═══ WORKING DATA
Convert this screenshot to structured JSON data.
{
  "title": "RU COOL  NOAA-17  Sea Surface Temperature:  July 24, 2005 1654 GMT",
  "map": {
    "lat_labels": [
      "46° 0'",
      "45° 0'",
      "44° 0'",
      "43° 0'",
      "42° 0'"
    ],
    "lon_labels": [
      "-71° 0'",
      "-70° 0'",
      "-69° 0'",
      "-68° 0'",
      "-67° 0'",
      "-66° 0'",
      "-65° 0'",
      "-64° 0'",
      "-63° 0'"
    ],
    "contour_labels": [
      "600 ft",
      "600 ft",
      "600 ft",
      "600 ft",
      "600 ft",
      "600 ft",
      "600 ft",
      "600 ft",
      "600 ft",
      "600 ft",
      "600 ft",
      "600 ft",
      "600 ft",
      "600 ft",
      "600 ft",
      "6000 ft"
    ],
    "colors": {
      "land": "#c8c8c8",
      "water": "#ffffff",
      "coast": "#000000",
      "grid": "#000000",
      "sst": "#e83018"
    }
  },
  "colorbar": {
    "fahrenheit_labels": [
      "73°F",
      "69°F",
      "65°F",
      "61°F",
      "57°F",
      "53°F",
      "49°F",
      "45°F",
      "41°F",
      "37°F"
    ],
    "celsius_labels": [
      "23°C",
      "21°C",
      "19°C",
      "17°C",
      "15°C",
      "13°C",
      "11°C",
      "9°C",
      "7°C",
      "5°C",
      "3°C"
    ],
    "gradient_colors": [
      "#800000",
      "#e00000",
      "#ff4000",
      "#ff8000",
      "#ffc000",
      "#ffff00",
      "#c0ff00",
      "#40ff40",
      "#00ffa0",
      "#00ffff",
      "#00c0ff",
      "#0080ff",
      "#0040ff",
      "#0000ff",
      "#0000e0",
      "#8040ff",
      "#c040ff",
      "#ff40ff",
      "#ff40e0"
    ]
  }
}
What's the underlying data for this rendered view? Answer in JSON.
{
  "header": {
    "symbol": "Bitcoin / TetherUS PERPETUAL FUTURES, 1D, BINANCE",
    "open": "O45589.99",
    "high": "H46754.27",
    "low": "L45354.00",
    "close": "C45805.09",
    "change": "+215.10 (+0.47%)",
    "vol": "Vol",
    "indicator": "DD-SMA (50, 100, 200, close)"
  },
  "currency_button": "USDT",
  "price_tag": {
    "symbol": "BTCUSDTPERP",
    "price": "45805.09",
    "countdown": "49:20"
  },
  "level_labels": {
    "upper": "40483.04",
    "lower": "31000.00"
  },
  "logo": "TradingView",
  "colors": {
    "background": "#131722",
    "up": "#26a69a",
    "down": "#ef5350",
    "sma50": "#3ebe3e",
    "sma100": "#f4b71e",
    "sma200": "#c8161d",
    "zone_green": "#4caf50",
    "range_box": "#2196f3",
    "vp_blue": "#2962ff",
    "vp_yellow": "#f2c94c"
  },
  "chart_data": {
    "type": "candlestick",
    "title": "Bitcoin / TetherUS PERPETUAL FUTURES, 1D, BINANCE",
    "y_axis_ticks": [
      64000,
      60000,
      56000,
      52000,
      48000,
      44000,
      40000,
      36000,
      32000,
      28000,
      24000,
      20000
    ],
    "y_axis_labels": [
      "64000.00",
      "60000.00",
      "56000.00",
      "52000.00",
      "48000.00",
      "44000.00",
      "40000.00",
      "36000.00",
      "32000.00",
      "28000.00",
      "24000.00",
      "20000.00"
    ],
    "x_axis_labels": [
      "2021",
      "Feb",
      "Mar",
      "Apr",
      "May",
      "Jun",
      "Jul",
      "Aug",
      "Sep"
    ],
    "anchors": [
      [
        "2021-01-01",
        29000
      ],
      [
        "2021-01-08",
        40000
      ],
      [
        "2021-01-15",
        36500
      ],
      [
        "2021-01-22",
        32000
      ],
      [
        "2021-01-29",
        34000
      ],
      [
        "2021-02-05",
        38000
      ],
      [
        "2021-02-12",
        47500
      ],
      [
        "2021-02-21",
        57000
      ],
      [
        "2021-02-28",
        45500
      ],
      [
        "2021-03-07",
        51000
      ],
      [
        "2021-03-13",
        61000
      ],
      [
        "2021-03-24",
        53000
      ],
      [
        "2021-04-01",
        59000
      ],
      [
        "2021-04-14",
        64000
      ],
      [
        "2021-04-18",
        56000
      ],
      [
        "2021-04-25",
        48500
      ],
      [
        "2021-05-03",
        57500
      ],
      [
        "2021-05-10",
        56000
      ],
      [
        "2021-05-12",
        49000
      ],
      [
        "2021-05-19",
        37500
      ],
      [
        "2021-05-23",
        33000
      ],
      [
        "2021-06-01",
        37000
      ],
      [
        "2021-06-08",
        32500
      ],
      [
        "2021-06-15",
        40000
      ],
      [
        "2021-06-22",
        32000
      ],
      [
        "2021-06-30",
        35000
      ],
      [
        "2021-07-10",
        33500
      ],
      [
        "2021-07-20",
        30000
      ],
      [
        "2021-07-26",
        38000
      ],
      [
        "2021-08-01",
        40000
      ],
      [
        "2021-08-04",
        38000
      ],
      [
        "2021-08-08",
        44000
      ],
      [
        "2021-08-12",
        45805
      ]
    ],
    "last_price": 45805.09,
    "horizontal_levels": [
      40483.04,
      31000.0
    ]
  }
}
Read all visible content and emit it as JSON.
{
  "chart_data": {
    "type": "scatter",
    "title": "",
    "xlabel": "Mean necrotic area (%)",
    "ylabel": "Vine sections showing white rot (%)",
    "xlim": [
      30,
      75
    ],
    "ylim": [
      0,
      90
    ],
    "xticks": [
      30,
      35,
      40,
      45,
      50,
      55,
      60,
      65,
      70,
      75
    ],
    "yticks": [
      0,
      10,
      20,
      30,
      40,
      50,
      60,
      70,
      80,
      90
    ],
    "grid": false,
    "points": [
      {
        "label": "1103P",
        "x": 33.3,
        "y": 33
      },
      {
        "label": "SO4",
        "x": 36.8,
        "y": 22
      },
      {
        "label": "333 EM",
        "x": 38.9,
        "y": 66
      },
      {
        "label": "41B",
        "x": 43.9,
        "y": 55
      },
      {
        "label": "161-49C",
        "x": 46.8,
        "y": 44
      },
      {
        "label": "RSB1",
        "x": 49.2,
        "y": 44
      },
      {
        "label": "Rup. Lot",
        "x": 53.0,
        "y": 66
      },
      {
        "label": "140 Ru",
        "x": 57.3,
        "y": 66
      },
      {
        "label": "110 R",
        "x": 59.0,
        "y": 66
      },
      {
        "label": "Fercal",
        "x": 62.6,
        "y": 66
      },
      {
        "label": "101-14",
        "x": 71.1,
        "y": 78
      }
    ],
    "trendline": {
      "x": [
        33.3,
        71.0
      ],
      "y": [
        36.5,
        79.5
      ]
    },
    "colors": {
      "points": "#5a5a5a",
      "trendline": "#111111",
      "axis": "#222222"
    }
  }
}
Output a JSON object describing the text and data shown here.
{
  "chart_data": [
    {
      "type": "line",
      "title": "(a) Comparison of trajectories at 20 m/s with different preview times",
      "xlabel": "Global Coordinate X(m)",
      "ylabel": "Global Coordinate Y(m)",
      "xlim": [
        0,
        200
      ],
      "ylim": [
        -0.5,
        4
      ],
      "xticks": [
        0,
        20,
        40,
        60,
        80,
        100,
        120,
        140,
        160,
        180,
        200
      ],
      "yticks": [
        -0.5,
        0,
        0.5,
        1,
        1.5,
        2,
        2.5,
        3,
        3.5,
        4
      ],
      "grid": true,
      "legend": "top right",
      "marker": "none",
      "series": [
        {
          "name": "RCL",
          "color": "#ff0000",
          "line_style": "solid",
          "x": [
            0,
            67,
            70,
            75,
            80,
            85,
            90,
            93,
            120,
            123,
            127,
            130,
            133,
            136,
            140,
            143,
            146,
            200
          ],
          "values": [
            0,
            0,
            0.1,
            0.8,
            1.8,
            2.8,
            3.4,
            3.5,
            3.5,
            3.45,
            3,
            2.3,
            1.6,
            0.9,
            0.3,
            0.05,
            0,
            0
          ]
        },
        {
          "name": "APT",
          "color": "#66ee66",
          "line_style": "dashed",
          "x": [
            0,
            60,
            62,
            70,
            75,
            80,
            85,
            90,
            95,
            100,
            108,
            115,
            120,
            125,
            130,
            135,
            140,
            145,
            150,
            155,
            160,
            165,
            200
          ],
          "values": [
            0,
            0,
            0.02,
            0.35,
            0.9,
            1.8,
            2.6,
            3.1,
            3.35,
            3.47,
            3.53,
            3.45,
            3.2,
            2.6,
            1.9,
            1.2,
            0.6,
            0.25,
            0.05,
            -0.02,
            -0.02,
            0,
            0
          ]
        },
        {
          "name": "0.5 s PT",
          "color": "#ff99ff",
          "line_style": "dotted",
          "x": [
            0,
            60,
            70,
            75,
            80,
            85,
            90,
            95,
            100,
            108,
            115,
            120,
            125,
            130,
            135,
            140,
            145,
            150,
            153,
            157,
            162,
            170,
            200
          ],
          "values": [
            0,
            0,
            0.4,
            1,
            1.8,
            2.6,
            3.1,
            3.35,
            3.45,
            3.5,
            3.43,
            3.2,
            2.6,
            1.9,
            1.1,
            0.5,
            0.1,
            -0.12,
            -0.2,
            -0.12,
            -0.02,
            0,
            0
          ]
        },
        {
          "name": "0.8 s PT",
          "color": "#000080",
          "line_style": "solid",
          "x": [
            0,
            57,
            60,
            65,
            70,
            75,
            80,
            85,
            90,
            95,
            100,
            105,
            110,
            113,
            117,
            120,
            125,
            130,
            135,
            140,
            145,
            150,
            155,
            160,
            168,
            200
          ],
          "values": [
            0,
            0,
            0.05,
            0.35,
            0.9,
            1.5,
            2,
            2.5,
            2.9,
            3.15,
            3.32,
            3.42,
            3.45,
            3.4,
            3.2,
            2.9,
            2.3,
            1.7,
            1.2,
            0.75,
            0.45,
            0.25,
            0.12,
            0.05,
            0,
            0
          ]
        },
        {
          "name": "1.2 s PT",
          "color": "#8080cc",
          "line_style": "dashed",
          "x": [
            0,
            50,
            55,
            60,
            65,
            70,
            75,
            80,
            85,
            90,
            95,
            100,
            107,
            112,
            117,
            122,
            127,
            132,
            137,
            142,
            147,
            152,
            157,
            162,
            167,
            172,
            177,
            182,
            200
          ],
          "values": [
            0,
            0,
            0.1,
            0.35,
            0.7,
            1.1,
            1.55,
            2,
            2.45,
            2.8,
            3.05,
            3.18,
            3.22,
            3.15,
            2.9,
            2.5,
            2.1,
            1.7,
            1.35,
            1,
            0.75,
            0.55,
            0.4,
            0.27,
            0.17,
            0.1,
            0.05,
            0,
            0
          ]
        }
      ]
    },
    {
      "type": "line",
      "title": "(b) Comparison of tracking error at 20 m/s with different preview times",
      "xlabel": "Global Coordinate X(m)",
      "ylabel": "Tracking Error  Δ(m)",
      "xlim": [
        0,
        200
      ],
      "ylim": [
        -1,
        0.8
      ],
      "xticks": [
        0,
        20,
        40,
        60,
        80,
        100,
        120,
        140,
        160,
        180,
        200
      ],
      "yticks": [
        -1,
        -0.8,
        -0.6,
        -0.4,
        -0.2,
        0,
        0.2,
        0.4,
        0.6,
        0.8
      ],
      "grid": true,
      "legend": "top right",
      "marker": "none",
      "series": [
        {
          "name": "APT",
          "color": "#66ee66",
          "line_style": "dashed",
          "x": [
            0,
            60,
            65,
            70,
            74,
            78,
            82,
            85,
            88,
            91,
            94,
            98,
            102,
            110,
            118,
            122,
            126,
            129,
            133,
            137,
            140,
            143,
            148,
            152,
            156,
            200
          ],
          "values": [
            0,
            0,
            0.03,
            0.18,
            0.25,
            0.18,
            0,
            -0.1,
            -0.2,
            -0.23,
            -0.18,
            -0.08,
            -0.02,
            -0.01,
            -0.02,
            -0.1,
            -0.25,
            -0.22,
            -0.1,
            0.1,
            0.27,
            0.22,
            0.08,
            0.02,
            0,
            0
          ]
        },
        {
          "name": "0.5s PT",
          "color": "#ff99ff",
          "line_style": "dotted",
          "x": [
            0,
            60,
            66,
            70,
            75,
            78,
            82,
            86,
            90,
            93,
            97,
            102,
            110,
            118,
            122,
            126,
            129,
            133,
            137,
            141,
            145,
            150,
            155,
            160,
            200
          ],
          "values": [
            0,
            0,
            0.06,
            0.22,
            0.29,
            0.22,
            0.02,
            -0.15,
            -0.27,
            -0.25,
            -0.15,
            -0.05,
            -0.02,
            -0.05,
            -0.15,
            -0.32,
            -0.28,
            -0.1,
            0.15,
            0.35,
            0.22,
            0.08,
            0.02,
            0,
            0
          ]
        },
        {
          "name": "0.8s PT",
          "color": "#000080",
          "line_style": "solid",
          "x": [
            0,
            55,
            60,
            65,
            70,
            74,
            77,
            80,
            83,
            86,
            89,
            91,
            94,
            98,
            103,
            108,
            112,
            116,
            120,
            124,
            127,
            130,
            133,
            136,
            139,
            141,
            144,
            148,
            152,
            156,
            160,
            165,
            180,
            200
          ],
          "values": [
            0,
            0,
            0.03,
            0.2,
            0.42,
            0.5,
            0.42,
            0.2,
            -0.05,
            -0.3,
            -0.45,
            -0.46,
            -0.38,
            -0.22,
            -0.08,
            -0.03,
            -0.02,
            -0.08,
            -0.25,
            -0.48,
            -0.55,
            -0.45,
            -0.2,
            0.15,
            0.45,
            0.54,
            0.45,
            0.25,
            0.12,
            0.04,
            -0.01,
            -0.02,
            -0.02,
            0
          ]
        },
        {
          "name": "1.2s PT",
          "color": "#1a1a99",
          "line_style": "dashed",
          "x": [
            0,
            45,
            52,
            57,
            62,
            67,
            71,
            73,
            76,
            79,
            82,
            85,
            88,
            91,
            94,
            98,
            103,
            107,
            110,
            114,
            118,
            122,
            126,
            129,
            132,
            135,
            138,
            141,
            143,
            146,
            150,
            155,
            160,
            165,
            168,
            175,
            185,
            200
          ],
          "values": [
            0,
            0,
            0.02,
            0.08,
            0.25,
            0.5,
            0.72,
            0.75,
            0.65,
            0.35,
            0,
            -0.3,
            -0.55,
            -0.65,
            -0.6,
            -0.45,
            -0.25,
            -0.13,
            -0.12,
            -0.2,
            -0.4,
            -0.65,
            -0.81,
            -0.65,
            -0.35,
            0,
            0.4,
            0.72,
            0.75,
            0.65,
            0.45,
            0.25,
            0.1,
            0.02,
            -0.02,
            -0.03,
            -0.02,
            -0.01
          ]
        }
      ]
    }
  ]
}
══════
[EXERCISE GOAL]: Find the lines that include the string "BINANCE", then copy each of them.

[SOLVED PROBLEM]:
    "symbol": "Bitcoin / TetherUS PERPETUAL FUTURES, 1D, BINANCE",
    "title": "Bitcoin / TetherUS PERPETUAL FUTURES, 1D, BINANCE",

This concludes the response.